◆ **DIRECTIONS**: Among the lines below, list those containing the string "JSON".

Extracts from a graphics dataset:
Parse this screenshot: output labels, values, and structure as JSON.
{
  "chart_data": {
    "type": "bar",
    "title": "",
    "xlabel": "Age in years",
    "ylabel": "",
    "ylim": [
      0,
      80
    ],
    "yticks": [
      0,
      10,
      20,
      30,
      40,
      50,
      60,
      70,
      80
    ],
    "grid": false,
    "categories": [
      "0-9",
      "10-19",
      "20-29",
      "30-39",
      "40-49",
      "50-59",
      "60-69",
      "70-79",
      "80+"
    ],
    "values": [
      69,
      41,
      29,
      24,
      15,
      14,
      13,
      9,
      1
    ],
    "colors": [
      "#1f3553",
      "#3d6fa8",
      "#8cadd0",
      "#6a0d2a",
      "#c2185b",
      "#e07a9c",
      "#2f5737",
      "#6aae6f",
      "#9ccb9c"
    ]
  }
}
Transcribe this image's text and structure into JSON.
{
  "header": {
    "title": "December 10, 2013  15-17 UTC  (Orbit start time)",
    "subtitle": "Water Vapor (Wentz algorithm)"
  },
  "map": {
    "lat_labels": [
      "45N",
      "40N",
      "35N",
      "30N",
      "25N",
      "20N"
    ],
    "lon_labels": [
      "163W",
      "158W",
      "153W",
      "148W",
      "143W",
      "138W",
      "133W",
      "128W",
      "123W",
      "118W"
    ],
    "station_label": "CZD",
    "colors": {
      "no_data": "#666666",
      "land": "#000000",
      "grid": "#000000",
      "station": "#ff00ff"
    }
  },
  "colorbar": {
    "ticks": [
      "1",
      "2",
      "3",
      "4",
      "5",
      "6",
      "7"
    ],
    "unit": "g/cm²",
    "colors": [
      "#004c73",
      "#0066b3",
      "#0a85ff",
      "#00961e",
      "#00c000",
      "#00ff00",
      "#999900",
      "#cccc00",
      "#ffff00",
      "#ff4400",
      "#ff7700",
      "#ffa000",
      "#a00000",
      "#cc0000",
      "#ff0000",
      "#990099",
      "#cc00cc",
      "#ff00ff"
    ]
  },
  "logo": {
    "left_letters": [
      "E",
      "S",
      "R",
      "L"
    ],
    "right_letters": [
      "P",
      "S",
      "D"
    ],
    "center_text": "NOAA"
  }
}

◆ **WRITTEN RESPONSE**:
Parse this screenshot: output labels, values, and structure as JSON.
Transcribe this image's text and structure into JSON.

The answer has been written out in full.